# INPUT start
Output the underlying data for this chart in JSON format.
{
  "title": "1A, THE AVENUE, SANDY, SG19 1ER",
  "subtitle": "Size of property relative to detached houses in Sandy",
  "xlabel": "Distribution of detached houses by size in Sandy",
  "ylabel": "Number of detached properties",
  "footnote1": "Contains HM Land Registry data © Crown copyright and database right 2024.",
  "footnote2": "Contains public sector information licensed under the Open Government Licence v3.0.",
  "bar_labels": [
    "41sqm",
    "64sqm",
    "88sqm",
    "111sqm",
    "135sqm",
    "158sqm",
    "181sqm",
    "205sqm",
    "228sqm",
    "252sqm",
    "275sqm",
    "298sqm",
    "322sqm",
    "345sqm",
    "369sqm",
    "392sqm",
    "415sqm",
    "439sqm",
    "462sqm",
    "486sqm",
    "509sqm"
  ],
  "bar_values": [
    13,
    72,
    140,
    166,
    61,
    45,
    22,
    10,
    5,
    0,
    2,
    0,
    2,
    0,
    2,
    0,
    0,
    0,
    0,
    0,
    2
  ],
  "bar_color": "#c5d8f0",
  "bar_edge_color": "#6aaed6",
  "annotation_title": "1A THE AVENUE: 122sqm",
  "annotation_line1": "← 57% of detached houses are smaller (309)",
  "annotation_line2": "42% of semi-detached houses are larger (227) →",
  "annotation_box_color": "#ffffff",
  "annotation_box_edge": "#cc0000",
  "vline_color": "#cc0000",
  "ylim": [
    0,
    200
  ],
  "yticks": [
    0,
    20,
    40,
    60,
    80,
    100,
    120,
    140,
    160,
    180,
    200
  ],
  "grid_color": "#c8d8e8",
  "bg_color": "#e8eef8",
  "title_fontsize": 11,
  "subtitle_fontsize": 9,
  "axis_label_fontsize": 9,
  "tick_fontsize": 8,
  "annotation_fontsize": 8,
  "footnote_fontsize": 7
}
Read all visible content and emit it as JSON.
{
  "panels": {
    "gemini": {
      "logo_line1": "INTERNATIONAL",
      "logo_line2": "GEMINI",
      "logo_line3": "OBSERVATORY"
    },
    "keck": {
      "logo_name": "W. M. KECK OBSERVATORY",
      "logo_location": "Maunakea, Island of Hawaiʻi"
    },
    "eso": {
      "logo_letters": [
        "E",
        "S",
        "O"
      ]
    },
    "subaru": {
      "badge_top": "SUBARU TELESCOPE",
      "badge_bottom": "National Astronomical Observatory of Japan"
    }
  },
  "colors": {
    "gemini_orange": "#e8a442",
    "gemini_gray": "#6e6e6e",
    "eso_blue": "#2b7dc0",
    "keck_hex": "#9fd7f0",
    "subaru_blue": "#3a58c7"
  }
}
# INPUT end
▸ DIRECTIVE
Give the listing above again, word for word.

▸ COMPLETED EXERCISE
Output the underlying data for this chart in JSON format.
{
  "title": "1A, THE AVENUE, SANDY, SG19 1ER",
  "subtitle": "Size of property relative to detached houses in Sandy",
  "xlabel": "Distribution of detached houses by size in Sandy",
  "ylabel": "Number of detached properties",
  "footnote1": "Contains HM Land Registry data © Crown copyright and database right 2024.",
  "footnote2": "Contains public sector information licensed under the Open Government Licence v3.0.",
  "bar_labels": [
    "41sqm",
    "64sqm",
    "88sqm",
    "111sqm",
    "135sqm",
    "158sqm",
    "181sqm",
    "205sqm",
    "228sqm",
    "252sqm",
    "275sqm",
    "298sqm",
    "322sqm",
    "345sqm",
    "369sqm",
    "392sqm",
    "415sqm",
    "439sqm",
    "462sqm",
    "486sqm",
    "509sqm"
  ],
  "bar_values": [
    13,
    72,
    140,
    166,
    61,
    45,
    22,
    10,
    5,
    0,
    2,
    0,
    2,
    0,
    2,
    0,
    0,
    0,
    0,
    0,
    2
  ],
  "bar_color": "#c5d8f0",
  "bar_edge_color": "#6aaed6",
  "annotation_title": "1A THE AVENUE: 122sqm",
  "annotation_line1": "← 57% of detached houses are smaller (309)",
  "annotation_line2": "42% of semi-detached houses are larger (227) →",
  "annotation_box_color": "#ffffff",
  "annotation_box_edge": "#cc0000",
  "vline_color": "#cc0000",
  "ylim": [
    0,
    200
  ],
  "yticks": [
    0,
    20,
    40,
    60,
    80,
    100,
    120,
    140,
    160,
    180,
    200
  ],
  "grid_color": "#c8d8e8",
  "bg_color": "#e8eef8",
  "title_fontsize": 11,
  "subtitle_fontsize": 9,
  "axis_label_fontsize": 9,
  "tick_fontsize": 8,
  "annotation_fontsize": 8,
  "footnote_fontsize": 7
}
Read all visible content and emit it as JSON.
{
  "panels": {
    "gemini": {
      "logo_line1": "INTERNATIONAL",
      "logo_line2": "GEMINI",
      "logo_line3": "OBSERVATORY"
    },
    "keck": {
      "logo_name": "W. M. KECK OBSERVATORY",
      "logo_location": "Maunakea, Island of Hawaiʻi"
    },
    "eso": {
      "logo_letters": [
        "E",
        "S",
        "O"
      ]
    },
    "subaru": {
      "badge_top": "SUBARU TELESCOPE",
      "badge_bottom": "National Astronomical Observatory of Japan"
    }
  },
  "colors": {
    "gemini_orange": "#e8a442",
    "gemini_gray": "#6e6e6e",
    "eso_blue": "#2b7dc0",
    "keck_hex": "#9fd7f0",
    "subaru_blue": "#3a58c7"
  }
}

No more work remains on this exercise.